Goal: Compile every line that includes the word "過去問題".

Listing:
^^^^^^^^^^^^^^^^

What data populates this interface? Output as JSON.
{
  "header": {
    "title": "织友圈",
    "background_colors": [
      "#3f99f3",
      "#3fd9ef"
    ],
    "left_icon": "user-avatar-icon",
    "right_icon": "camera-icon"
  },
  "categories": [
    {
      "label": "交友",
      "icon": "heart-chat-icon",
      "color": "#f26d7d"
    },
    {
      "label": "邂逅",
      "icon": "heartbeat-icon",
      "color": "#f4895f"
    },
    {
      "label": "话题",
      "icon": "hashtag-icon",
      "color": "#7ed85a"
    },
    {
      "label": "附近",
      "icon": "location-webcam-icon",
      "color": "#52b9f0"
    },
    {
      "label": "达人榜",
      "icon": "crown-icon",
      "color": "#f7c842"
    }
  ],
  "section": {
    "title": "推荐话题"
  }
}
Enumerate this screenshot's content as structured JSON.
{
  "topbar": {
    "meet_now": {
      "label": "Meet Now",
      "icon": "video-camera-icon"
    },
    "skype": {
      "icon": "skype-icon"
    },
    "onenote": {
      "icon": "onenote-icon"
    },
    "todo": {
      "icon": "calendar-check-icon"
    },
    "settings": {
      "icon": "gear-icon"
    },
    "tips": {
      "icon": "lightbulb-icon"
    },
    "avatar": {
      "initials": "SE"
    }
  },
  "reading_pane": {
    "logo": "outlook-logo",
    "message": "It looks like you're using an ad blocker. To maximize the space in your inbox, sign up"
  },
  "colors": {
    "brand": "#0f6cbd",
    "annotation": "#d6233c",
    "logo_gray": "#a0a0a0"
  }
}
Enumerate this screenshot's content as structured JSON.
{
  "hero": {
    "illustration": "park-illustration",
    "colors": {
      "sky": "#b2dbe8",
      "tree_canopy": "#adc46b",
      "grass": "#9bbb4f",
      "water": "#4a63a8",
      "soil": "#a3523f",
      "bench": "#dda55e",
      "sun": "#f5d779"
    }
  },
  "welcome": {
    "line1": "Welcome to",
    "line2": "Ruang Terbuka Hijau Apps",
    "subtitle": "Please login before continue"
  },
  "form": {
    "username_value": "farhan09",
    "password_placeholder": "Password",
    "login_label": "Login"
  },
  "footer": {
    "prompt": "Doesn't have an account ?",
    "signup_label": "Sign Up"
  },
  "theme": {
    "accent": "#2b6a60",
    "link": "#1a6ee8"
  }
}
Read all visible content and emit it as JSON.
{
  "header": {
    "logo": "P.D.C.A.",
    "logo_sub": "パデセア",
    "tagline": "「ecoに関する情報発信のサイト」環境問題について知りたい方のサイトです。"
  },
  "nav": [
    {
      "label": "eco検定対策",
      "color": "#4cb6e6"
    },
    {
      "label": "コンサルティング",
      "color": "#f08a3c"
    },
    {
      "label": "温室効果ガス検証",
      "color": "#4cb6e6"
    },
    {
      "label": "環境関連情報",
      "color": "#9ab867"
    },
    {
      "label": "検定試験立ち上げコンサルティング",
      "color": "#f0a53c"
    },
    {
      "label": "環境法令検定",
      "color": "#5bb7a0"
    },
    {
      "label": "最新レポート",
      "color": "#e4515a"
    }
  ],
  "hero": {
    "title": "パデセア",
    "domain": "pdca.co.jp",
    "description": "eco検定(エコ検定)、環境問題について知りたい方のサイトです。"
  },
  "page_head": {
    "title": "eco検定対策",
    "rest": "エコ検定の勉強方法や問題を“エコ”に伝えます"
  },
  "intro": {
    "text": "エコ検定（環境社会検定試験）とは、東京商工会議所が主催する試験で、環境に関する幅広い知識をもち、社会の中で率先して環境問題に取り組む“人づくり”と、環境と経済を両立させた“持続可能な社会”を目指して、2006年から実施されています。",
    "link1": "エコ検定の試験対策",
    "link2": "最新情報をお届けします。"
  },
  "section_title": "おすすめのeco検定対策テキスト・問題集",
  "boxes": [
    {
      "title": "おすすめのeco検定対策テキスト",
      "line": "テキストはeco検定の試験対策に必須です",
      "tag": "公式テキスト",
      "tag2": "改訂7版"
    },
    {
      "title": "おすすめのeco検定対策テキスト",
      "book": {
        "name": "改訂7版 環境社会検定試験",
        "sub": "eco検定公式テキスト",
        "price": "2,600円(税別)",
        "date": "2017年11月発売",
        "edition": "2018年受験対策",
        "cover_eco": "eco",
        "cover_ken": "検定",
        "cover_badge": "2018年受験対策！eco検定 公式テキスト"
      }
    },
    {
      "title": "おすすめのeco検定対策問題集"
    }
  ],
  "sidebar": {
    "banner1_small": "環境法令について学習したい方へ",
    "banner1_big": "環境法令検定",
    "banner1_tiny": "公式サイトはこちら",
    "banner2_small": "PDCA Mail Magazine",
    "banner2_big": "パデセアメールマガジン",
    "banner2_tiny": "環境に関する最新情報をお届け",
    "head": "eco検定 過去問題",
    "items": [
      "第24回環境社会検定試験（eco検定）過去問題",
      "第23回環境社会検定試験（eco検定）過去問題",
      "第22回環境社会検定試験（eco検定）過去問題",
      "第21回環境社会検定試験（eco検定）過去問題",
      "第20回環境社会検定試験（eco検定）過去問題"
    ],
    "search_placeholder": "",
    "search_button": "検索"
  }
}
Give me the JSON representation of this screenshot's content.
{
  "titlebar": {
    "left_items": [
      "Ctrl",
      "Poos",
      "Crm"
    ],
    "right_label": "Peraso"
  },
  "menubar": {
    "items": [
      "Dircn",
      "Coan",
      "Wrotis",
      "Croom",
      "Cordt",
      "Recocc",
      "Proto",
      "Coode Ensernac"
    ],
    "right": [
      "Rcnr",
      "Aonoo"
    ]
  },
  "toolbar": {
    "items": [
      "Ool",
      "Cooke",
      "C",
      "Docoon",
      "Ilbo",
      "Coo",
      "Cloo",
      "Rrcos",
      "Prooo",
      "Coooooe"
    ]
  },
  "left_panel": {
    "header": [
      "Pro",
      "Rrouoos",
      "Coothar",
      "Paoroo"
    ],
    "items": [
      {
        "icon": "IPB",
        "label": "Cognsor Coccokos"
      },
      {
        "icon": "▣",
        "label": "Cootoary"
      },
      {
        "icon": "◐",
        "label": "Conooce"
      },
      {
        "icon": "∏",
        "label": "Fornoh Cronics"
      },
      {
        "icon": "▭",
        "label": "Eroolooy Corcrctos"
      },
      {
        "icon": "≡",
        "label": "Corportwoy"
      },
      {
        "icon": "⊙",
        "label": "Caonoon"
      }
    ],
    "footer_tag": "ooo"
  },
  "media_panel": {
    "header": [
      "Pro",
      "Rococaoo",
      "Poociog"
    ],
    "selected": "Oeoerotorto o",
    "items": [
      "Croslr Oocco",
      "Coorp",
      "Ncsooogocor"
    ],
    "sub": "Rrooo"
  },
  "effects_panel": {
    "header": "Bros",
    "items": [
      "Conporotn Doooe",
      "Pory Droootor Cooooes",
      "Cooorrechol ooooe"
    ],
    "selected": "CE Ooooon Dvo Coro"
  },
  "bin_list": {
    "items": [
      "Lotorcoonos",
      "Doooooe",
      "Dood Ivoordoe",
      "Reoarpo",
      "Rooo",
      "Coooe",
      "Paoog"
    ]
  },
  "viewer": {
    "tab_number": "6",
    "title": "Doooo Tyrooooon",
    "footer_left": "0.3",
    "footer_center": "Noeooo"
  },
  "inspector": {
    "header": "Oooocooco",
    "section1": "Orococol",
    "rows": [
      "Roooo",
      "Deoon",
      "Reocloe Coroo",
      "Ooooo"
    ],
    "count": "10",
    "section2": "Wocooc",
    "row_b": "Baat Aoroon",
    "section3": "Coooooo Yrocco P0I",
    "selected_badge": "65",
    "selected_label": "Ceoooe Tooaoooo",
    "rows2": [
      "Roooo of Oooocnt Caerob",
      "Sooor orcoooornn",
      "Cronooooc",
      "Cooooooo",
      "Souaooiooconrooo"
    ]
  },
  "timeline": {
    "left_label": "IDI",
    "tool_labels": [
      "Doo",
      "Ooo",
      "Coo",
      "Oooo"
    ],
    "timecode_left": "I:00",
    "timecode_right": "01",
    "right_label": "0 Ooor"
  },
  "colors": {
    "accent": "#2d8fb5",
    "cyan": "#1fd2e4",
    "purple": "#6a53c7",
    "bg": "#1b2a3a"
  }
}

^^^^^^^^^^^^^^^^

Task response:
    "head": "eco検定 過去問題",
      "第24回環境社会検定試験（eco検定）過去問題",
      "第23回環境社会検定試験（eco検定）過去問題",
      "第22回環境社会検定試験（eco検定）過去問題",
      "第21回環境社会検定試験（eco検定）過去問題",
      "第20回環境社会検定試験（eco検定）過去問題"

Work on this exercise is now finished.